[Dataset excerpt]
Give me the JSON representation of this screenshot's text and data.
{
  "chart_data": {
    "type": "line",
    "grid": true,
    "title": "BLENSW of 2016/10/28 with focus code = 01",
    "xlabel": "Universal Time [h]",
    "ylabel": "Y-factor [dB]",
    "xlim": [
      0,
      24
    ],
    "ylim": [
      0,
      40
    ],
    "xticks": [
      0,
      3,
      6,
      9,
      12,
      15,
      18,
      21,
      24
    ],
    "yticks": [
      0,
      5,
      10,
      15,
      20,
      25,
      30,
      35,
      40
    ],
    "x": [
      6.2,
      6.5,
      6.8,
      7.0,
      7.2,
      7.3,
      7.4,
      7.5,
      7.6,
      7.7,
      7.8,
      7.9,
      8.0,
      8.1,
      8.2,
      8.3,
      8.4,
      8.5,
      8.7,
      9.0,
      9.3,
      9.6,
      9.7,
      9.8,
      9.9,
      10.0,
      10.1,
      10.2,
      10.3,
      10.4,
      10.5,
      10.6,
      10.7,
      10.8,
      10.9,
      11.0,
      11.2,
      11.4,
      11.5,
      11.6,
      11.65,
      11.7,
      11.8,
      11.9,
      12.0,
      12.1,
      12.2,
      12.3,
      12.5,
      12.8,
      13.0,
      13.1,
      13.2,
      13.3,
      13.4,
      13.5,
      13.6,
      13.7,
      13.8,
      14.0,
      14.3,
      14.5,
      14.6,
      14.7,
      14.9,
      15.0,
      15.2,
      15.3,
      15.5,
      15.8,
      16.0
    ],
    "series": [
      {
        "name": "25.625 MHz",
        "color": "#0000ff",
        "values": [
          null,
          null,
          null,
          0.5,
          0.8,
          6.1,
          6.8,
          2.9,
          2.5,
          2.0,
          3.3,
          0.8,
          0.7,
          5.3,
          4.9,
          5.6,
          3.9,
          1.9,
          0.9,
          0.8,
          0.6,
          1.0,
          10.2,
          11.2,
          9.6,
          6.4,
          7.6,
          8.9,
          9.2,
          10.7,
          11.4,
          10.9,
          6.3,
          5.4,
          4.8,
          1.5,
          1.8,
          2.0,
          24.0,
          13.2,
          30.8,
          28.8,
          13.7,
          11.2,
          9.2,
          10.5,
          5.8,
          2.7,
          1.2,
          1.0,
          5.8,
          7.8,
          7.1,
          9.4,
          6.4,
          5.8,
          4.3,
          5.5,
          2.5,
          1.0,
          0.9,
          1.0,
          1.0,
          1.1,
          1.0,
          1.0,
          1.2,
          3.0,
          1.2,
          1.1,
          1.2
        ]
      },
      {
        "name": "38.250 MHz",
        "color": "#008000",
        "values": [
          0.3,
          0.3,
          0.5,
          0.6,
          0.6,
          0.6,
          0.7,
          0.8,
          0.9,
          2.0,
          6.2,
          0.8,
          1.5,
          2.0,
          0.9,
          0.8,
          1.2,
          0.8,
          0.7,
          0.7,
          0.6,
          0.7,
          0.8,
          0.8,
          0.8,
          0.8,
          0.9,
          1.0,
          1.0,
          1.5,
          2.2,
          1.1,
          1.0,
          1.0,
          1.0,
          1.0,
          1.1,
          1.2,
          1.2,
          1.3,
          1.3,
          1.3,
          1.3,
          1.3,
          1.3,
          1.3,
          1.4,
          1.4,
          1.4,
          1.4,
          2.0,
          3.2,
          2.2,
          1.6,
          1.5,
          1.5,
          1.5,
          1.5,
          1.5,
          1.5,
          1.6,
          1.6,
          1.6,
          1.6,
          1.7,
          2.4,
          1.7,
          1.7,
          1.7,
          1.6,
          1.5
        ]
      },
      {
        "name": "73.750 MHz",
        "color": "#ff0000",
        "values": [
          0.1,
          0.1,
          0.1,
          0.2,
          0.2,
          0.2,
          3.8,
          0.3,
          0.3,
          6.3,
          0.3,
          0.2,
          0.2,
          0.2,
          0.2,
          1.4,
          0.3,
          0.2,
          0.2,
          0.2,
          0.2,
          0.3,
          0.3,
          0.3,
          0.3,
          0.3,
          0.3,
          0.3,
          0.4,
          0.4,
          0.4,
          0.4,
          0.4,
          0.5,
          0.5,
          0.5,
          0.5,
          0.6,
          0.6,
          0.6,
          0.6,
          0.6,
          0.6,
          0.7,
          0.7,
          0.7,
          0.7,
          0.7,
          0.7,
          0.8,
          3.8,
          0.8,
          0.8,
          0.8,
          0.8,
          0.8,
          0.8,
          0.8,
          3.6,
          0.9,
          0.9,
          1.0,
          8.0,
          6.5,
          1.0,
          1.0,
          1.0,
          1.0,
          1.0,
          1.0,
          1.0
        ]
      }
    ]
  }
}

==

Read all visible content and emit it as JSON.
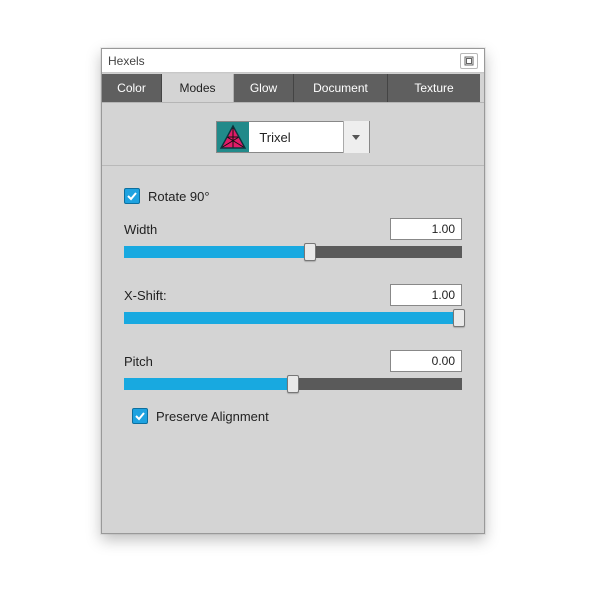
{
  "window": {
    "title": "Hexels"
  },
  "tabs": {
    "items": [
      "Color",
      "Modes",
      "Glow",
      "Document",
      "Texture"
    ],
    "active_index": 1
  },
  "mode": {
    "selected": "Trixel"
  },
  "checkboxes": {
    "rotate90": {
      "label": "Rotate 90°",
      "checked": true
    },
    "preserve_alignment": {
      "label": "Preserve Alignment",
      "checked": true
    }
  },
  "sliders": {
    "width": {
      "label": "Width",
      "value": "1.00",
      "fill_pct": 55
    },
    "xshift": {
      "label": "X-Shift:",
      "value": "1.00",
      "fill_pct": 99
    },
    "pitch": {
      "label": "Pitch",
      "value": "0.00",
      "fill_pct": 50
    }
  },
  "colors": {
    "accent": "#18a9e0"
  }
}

→ **EXERCISE GOAL**
How many of the lines above hold "title"? Answer with only the number.

→ **FINAL RESULT**
2